(DIRECTION)
Lines containing the string "city" are to be counted; report the total by itself.

● ● ● ● ● ● ●

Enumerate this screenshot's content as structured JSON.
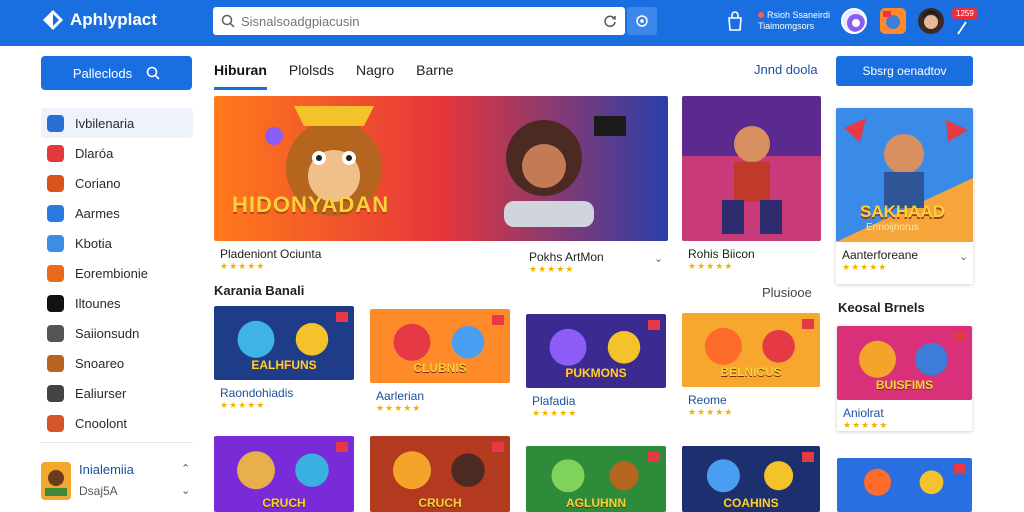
{
  "header": {
    "app_title": "Aphlyplact",
    "search_placeholder": "Sisnalsoadgpiacusin",
    "notification_line1": "Rsioh Ssaneirdi",
    "notification_line2": "Tiaimomgsors",
    "badge": "1259"
  },
  "sidebar": {
    "primary_button": "Palleclods",
    "items": [
      {
        "label": "Ivbilenaria",
        "icon": "home-icon",
        "color": "#2b6fd6"
      },
      {
        "label": "Dlaróa",
        "icon": "video-icon",
        "color": "#e03a3a"
      },
      {
        "label": "Coriano",
        "icon": "game-icon",
        "color": "#d9541a"
      },
      {
        "label": "Aarmes",
        "icon": "chat-icon",
        "color": "#2a7be0"
      },
      {
        "label": "Kbotia",
        "icon": "globe-icon",
        "color": "#3b8de5"
      },
      {
        "label": "Eorembionie",
        "icon": "gift-icon",
        "color": "#e86a1c"
      },
      {
        "label": "Iltounes",
        "icon": "circle-b-icon",
        "color": "#111111"
      },
      {
        "label": "Saiionsudn",
        "icon": "refresh-icon",
        "color": "#555555"
      },
      {
        "label": "Snoareo",
        "icon": "character-icon",
        "color": "#b5651d"
      },
      {
        "label": "Ealiurser",
        "icon": "document-icon",
        "color": "#444444"
      },
      {
        "label": "Cnoolont",
        "icon": "user-icon",
        "color": "#d4552b"
      }
    ],
    "footer_title": "Inialemiia",
    "footer_subtitle": "Dsaj5A"
  },
  "tabs": [
    {
      "label": "Hiburan",
      "active": true
    },
    {
      "label": "Plolsds",
      "active": false
    },
    {
      "label": "Nagro",
      "active": false
    },
    {
      "label": "Barne",
      "active": false
    }
  ],
  "tab_link": "Jnnd doola",
  "cta_button": "Sbsrg oenadtov",
  "featured": [
    {
      "caption": "Pladeniont Ociunta",
      "art_text": "HIDONYADAN"
    },
    {
      "caption": "Pokhs ArtMon",
      "art_text": ""
    },
    {
      "caption": "Rohis Biicon",
      "art_text": ""
    },
    {
      "caption": "Aanterforeane",
      "art_text": "SAKHAAD",
      "art_sub": "Ennoijnorus"
    }
  ],
  "section_left": {
    "title": "Karania Banali",
    "link": "Plusiooe"
  },
  "section_right": {
    "title": "Keosal Brnels"
  },
  "grid": [
    {
      "caption": "Raondohiadis",
      "art_text": "EALHFUNS"
    },
    {
      "caption": "Aarlerian",
      "art_text": "CLUBNIS"
    },
    {
      "caption": "Plafadia",
      "art_text": "PUKMONS"
    },
    {
      "caption": "Reome",
      "art_text": "BELNICUS"
    },
    {
      "caption": "Aniolrat",
      "art_text": "BUISFIMS"
    }
  ],
  "grid_row2": [
    {
      "art_text": "CRUCH"
    },
    {
      "art_text": "CRUCH"
    },
    {
      "art_text": "AGLUHNN"
    },
    {
      "art_text": "COAHINS"
    },
    {
      "art_text": ""
    }
  ],
  "rating_stars": "★★★★★"
}
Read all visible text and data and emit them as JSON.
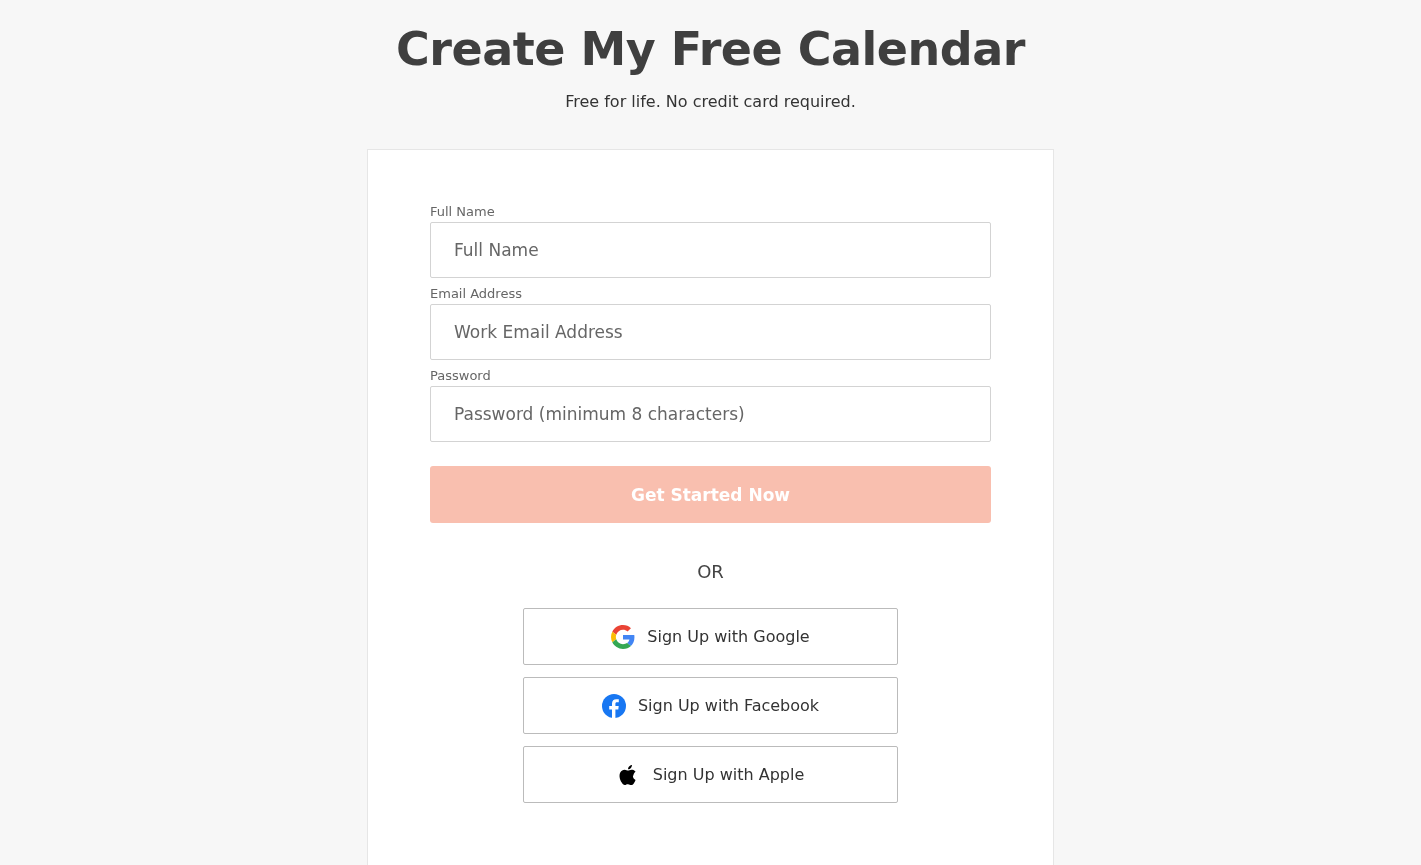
{
  "header": {
    "title": "Create My Free Calendar",
    "subtitle": "Free for life. No credit card required."
  },
  "fields": [
    {
      "label": "Full Name",
      "placeholder": "Full Name"
    },
    {
      "label": "Email Address",
      "placeholder": "Work Email Address"
    },
    {
      "label": "Password",
      "placeholder": "Password (minimum 8 characters)"
    }
  ],
  "submit": {
    "label": "Get Started Now",
    "disabled": true
  },
  "divider": "OR",
  "social_buttons": [
    {
      "kind": "google",
      "label": "Sign Up with Google"
    },
    {
      "kind": "facebook",
      "label": "Sign Up with Facebook"
    },
    {
      "kind": "apple",
      "label": "Sign Up with Apple"
    }
  ]
}
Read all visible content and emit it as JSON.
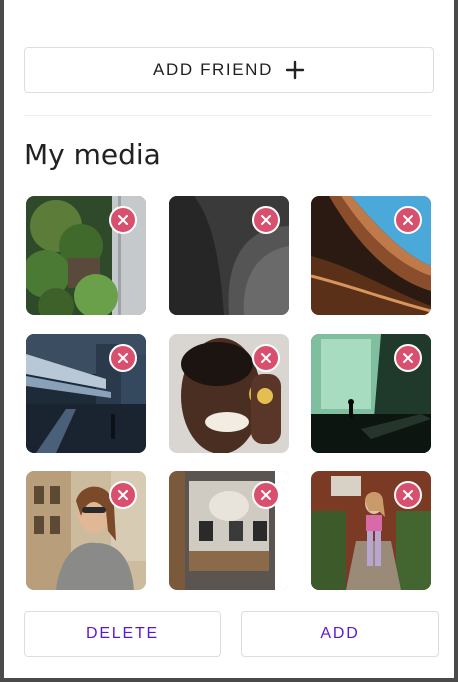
{
  "header": {
    "add_friend_label": "ADD FRIEND",
    "add_icon": "plus-icon"
  },
  "media": {
    "title": "My media",
    "items": [
      {
        "alt": "garden-photo",
        "remove_icon": "close-icon"
      },
      {
        "alt": "sand-dune-photo",
        "remove_icon": "close-icon"
      },
      {
        "alt": "architecture-photo",
        "remove_icon": "close-icon"
      },
      {
        "alt": "city-street-photo",
        "remove_icon": "close-icon"
      },
      {
        "alt": "portrait-man-photo",
        "remove_icon": "close-icon"
      },
      {
        "alt": "green-hall-photo",
        "remove_icon": "close-icon"
      },
      {
        "alt": "woman-city-photo",
        "remove_icon": "close-icon"
      },
      {
        "alt": "shop-window-photo",
        "remove_icon": "close-icon"
      },
      {
        "alt": "woman-stairs-photo",
        "remove_icon": "close-icon"
      }
    ]
  },
  "footer": {
    "delete_label": "DELETE",
    "add_label": "ADD"
  },
  "colors": {
    "accent": "#5a18d6",
    "remove_badge": "#d9506e"
  }
}
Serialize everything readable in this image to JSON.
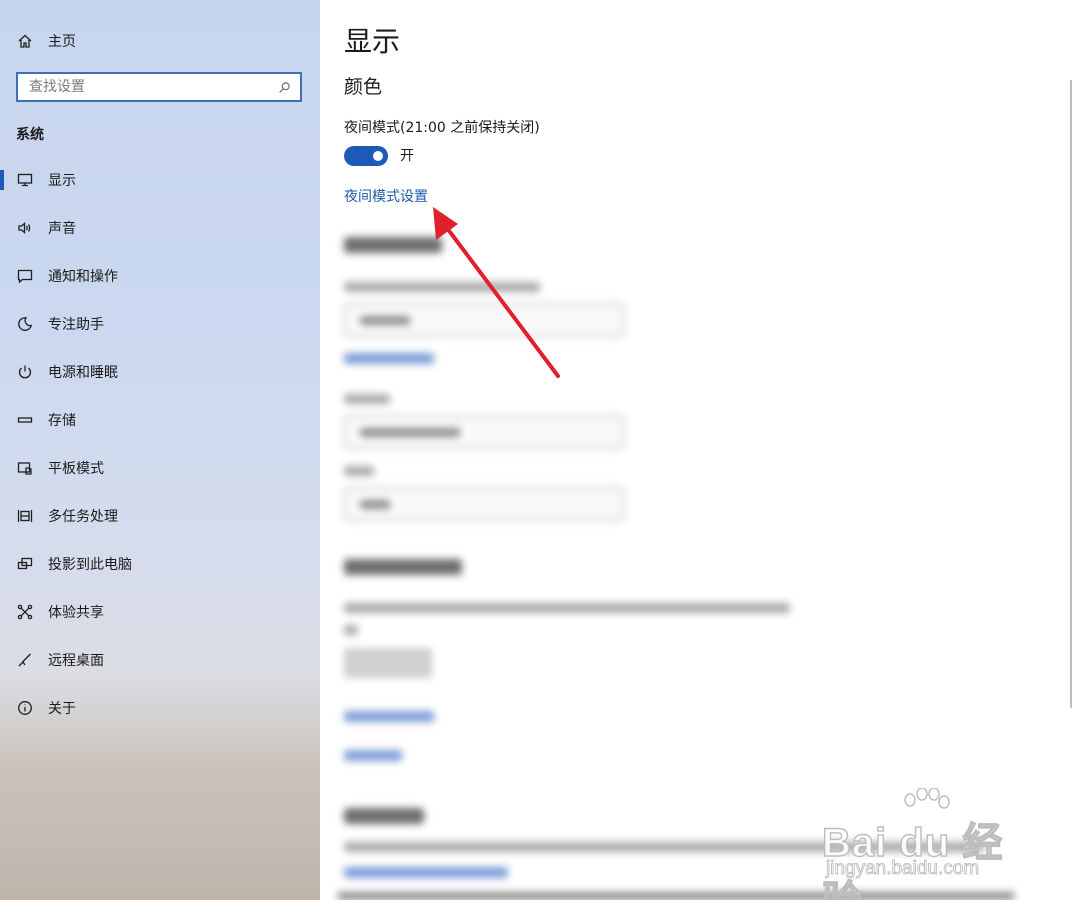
{
  "sidebar": {
    "home_label": "主页",
    "search_placeholder": "查找设置",
    "section_title": "系统",
    "items": [
      {
        "label": "显示",
        "icon": "monitor-icon",
        "active": true
      },
      {
        "label": "声音",
        "icon": "speaker-icon"
      },
      {
        "label": "通知和操作",
        "icon": "notification-icon"
      },
      {
        "label": "专注助手",
        "icon": "moon-icon"
      },
      {
        "label": "电源和睡眠",
        "icon": "power-icon"
      },
      {
        "label": "存储",
        "icon": "storage-icon"
      },
      {
        "label": "平板模式",
        "icon": "tablet-icon"
      },
      {
        "label": "多任务处理",
        "icon": "multitask-icon"
      },
      {
        "label": "投影到此电脑",
        "icon": "project-icon"
      },
      {
        "label": "体验共享",
        "icon": "share-icon"
      },
      {
        "label": "远程桌面",
        "icon": "remote-icon"
      },
      {
        "label": "关于",
        "icon": "info-icon"
      }
    ]
  },
  "main": {
    "title": "显示",
    "color_heading": "颜色",
    "night_mode_label": "夜间模式(21:00 之前保持关闭)",
    "toggle_state": "开",
    "toggle_on": true,
    "night_mode_settings_link": "夜间模式设置"
  },
  "colors": {
    "accent": "#1e5bb8",
    "link": "#1f5aa6",
    "annotation_arrow": "#e0202a"
  },
  "watermark": {
    "brand": "Bai du 经验",
    "url": "jingyan.baidu.com"
  }
}
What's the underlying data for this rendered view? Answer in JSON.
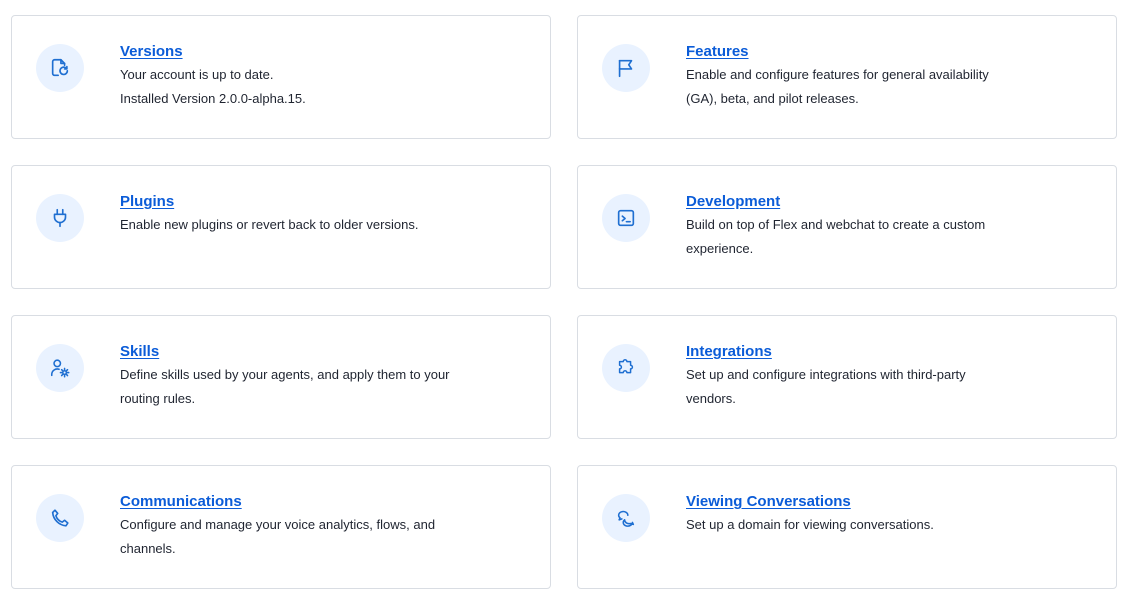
{
  "cards": [
    {
      "title": "Versions",
      "lines": [
        "Your account is up to date.",
        "Installed Version 2.0.0-alpha.15."
      ],
      "icon": "file-refresh-icon"
    },
    {
      "title": "Features",
      "lines": [
        "Enable and configure features for general availability",
        "(GA), beta, and pilot releases."
      ],
      "icon": "flag-icon"
    },
    {
      "title": "Plugins",
      "lines": [
        "Enable new plugins or revert back to older versions."
      ],
      "icon": "plug-icon"
    },
    {
      "title": "Development",
      "lines": [
        "Build on top of Flex and webchat to create a custom",
        "experience."
      ],
      "icon": "terminal-icon"
    },
    {
      "title": "Skills",
      "lines": [
        "Define skills used by your agents, and apply them to your",
        "routing rules."
      ],
      "icon": "user-settings-icon"
    },
    {
      "title": "Integrations",
      "lines": [
        "Set up and configure integrations with third-party",
        "vendors."
      ],
      "icon": "puzzle-icon"
    },
    {
      "title": "Communications",
      "lines": [
        "Configure and manage your voice analytics, flows, and",
        "channels."
      ],
      "icon": "phone-icon"
    },
    {
      "title": "Viewing Conversations",
      "lines": [
        "Set up a domain for viewing conversations."
      ],
      "icon": "chat-bubbles-icon"
    }
  ],
  "colors": {
    "link": "#0b5cd8",
    "icon": "#1f6fd1",
    "icon_bg": "#e9f2ff",
    "border": "#d9dde3",
    "text": "#1f2430"
  }
}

● ● ● ● ● ● ●

(FINISHED TASK)
2